▶ **Objective**:
Reproduce every entry in the listing without alteration.

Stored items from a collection

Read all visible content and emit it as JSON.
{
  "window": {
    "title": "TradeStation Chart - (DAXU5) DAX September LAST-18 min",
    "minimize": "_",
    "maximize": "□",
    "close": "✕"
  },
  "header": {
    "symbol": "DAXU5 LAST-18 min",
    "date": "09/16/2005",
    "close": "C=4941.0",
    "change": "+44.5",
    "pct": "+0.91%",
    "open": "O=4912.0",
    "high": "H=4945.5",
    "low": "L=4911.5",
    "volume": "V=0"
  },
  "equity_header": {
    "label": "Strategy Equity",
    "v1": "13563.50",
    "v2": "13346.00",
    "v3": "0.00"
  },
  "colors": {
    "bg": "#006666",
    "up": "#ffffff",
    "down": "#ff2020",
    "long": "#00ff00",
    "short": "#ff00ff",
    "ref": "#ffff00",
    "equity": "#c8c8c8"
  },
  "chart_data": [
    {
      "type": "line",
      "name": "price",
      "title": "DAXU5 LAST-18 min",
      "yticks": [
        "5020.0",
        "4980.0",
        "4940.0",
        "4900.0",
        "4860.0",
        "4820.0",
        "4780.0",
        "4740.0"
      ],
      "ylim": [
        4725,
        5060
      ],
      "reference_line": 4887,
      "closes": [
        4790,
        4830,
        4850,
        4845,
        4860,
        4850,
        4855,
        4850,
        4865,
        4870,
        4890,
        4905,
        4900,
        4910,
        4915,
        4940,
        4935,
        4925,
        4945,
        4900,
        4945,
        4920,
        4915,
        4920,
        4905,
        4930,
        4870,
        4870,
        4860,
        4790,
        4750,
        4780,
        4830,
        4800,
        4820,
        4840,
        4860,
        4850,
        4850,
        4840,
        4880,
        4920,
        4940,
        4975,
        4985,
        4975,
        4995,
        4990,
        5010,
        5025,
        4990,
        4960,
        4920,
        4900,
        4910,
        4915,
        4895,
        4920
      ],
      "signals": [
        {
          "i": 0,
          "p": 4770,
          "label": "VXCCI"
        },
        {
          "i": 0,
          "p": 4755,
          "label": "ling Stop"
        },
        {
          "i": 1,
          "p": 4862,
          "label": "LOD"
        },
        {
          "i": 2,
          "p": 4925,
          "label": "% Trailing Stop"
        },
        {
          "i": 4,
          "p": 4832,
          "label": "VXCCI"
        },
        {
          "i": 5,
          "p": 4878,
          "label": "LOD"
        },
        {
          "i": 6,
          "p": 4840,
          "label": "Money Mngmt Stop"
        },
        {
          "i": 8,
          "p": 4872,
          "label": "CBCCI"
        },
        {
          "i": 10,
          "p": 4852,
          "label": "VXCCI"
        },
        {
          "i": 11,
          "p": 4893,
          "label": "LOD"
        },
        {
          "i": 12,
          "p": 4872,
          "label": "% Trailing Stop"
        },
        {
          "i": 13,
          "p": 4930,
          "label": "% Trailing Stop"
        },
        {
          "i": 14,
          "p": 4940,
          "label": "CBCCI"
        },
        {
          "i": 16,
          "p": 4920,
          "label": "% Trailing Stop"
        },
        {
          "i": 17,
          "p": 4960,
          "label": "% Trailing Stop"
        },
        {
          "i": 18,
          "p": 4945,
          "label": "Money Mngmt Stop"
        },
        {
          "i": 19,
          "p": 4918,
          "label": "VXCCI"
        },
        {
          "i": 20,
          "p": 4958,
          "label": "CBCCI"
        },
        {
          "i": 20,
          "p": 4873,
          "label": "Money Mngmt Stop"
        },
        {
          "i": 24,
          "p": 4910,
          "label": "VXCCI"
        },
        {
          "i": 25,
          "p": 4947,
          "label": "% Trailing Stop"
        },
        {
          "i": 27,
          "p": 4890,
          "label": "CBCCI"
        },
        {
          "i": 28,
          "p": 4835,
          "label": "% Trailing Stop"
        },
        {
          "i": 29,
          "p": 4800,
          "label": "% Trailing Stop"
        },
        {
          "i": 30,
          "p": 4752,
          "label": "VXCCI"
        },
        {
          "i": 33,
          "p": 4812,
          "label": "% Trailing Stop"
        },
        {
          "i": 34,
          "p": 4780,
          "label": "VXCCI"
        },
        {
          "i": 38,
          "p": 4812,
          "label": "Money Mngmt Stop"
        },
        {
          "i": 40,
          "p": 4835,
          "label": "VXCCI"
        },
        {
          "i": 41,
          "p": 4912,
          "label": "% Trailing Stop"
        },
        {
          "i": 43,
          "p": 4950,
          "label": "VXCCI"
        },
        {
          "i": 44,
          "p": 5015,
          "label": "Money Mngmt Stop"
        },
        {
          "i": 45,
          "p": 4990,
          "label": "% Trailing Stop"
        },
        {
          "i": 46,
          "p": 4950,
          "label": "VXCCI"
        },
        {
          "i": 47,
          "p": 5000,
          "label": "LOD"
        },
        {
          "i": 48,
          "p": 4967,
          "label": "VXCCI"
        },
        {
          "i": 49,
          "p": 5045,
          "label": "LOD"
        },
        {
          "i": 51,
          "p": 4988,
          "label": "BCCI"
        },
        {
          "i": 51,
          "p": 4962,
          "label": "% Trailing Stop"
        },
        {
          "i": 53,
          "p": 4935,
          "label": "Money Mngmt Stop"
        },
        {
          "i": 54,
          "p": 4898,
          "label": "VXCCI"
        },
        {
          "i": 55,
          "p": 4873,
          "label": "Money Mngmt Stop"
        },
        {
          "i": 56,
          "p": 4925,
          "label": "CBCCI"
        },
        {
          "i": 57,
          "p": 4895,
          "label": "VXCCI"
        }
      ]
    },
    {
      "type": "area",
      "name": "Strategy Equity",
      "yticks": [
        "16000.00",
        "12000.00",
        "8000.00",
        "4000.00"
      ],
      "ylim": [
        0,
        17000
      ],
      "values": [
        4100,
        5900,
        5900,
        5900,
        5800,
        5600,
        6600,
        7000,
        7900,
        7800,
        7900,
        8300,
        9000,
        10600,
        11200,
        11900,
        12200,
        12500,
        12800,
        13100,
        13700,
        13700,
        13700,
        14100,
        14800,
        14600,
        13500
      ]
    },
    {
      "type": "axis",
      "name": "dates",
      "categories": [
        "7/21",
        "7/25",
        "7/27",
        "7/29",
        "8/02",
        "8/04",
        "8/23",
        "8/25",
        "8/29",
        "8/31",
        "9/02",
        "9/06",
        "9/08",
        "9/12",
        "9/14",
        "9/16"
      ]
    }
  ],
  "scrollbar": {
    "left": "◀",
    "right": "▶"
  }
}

▶ **Output**:
Read all visible content and emit it as JSON.
{
  "window": {
    "title": "TradeStation Chart - (DAXU5) DAX September LAST-18 min",
    "minimize": "_",
    "maximize": "□",
    "close": "✕"
  },
  "header": {
    "symbol": "DAXU5 LAST-18 min",
    "date": "09/16/2005",
    "close": "C=4941.0",
    "change": "+44.5",
    "pct": "+0.91%",
    "open": "O=4912.0",
    "high": "H=4945.5",
    "low": "L=4911.5",
    "volume": "V=0"
  },
  "equity_header": {
    "label": "Strategy Equity",
    "v1": "13563.50",
    "v2": "13346.00",
    "v3": "0.00"
  },
  "colors": {
    "bg": "#006666",
    "up": "#ffffff",
    "down": "#ff2020",
    "long": "#00ff00",
    "short": "#ff00ff",
    "ref": "#ffff00",
    "equity": "#c8c8c8"
  },
  "chart_data": [
    {
      "type": "line",
      "name": "price",
      "title": "DAXU5 LAST-18 min",
      "yticks": [
        "5020.0",
        "4980.0",
        "4940.0",
        "4900.0",
        "4860.0",
        "4820.0",
        "4780.0",
        "4740.0"
      ],
      "ylim": [
        4725,
        5060
      ],
      "reference_line": 4887,
      "closes": [
        4790,
        4830,
        4850,
        4845,
        4860,
        4850,
        4855,
        4850,
        4865,
        4870,
        4890,
        4905,
        4900,
        4910,
        4915,
        4940,
        4935,
        4925,
        4945,
        4900,
        4945,
        4920,
        4915,
        4920,
        4905,
        4930,
        4870,
        4870,
        4860,
        4790,
        4750,
        4780,
        4830,
        4800,
        4820,
        4840,
        4860,
        4850,
        4850,
        4840,
        4880,
        4920,
        4940,
        4975,
        4985,
        4975,
        4995,
        4990,
        5010,
        5025,
        4990,
        4960,
        4920,
        4900,
        4910,
        4915,
        4895,
        4920
      ],
      "signals": [
        {
          "i": 0,
          "p": 4770,
          "label": "VXCCI"
        },
        {
          "i": 0,
          "p": 4755,
          "label": "ling Stop"
        },
        {
          "i": 1,
          "p": 4862,
          "label": "LOD"
        },
        {
          "i": 2,
          "p": 4925,
          "label": "% Trailing Stop"
        },
        {
          "i": 4,
          "p": 4832,
          "label": "VXCCI"
        },
        {
          "i": 5,
          "p": 4878,
          "label": "LOD"
        },
        {
          "i": 6,
          "p": 4840,
          "label": "Money Mngmt Stop"
        },
        {
          "i": 8,
          "p": 4872,
          "label": "CBCCI"
        },
        {
          "i": 10,
          "p": 4852,
          "label": "VXCCI"
        },
        {
          "i": 11,
          "p": 4893,
          "label": "LOD"
        },
        {
          "i": 12,
          "p": 4872,
          "label": "% Trailing Stop"
        },
        {
          "i": 13,
          "p": 4930,
          "label": "% Trailing Stop"
        },
        {
          "i": 14,
          "p": 4940,
          "label": "CBCCI"
        },
        {
          "i": 16,
          "p": 4920,
          "label": "% Trailing Stop"
        },
        {
          "i": 17,
          "p": 4960,
          "label": "% Trailing Stop"
        },
        {
          "i": 18,
          "p": 4945,
          "label": "Money Mngmt Stop"
        },
        {
          "i": 19,
          "p": 4918,
          "label": "VXCCI"
        },
        {
          "i": 20,
          "p": 4958,
          "label": "CBCCI"
        },
        {
          "i": 20,
          "p": 4873,
          "label": "Money Mngmt Stop"
        },
        {
          "i": 24,
          "p": 4910,
          "label": "VXCCI"
        },
        {
          "i": 25,
          "p": 4947,
          "label": "% Trailing Stop"
        },
        {
          "i": 27,
          "p": 4890,
          "label": "CBCCI"
        },
        {
          "i": 28,
          "p": 4835,
          "label": "% Trailing Stop"
        },
        {
          "i": 29,
          "p": 4800,
          "label": "% Trailing Stop"
        },
        {
          "i": 30,
          "p": 4752,
          "label": "VXCCI"
        },
        {
          "i": 33,
          "p": 4812,
          "label": "% Trailing Stop"
        },
        {
          "i": 34,
          "p": 4780,
          "label": "VXCCI"
        },
        {
          "i": 38,
          "p": 4812,
          "label": "Money Mngmt Stop"
        },
        {
          "i": 40,
          "p": 4835,
          "label": "VXCCI"
        },
        {
          "i": 41,
          "p": 4912,
          "label": "% Trailing Stop"
        },
        {
          "i": 43,
          "p": 4950,
          "label": "VXCCI"
        },
        {
          "i": 44,
          "p": 5015,
          "label": "Money Mngmt Stop"
        },
        {
          "i": 45,
          "p": 4990,
          "label": "% Trailing Stop"
        },
        {
          "i": 46,
          "p": 4950,
          "label": "VXCCI"
        },
        {
          "i": 47,
          "p": 5000,
          "label": "LOD"
        },
        {
          "i": 48,
          "p": 4967,
          "label": "VXCCI"
        },
        {
          "i": 49,
          "p": 5045,
          "label": "LOD"
        },
        {
          "i": 51,
          "p": 4988,
          "label": "BCCI"
        },
        {
          "i": 51,
          "p": 4962,
          "label": "% Trailing Stop"
        },
        {
          "i": 53,
          "p": 4935,
          "label": "Money Mngmt Stop"
        },
        {
          "i": 54,
          "p": 4898,
          "label": "VXCCI"
        },
        {
          "i": 55,
          "p": 4873,
          "label": "Money Mngmt Stop"
        },
        {
          "i": 56,
          "p": 4925,
          "label": "CBCCI"
        },
        {
          "i": 57,
          "p": 4895,
          "label": "VXCCI"
        }
      ]
    },
    {
      "type": "area",
      "name": "Strategy Equity",
      "yticks": [
        "16000.00",
        "12000.00",
        "8000.00",
        "4000.00"
      ],
      "ylim": [
        0,
        17000
      ],
      "values": [
        4100,
        5900,
        5900,
        5900,
        5800,
        5600,
        6600,
        7000,
        7900,
        7800,
        7900,
        8300,
        9000,
        10600,
        11200,
        11900,
        12200,
        12500,
        12800,
        13100,
        13700,
        13700,
        13700,
        14100,
        14800,
        14600,
        13500
      ]
    },
    {
      "type": "axis",
      "name": "dates",
      "categories": [
        "7/21",
        "7/25",
        "7/27",
        "7/29",
        "8/02",
        "8/04",
        "8/23",
        "8/25",
        "8/29",
        "8/31",
        "9/02",
        "9/06",
        "9/08",
        "9/12",
        "9/14",
        "9/16"
      ]
    }
  ],
  "scrollbar": {
    "left": "◀",
    "right": "▶"
  }
}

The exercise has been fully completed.